# TASK STATEMENT:
What is the number of lines in these entries that include "eller"? Write that number and no other text.

# ITEMS:
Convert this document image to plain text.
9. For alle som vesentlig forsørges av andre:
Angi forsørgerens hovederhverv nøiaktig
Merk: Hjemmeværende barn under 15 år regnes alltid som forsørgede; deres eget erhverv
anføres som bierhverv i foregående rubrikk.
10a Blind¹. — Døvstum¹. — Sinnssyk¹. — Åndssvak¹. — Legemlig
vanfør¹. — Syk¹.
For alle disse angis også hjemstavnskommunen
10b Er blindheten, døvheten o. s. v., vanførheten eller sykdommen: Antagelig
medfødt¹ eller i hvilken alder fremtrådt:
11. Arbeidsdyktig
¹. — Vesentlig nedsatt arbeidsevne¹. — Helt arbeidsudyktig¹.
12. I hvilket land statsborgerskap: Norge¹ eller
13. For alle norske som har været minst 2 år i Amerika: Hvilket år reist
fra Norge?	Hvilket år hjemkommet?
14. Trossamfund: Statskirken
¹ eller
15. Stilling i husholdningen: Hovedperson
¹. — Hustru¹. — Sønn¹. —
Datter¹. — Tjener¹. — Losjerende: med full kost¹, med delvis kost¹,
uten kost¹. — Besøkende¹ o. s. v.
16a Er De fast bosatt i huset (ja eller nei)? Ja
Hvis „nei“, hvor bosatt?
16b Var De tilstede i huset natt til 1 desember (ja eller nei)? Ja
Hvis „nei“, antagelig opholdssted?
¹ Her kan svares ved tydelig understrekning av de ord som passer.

# COMPLETED EXERCISE:
6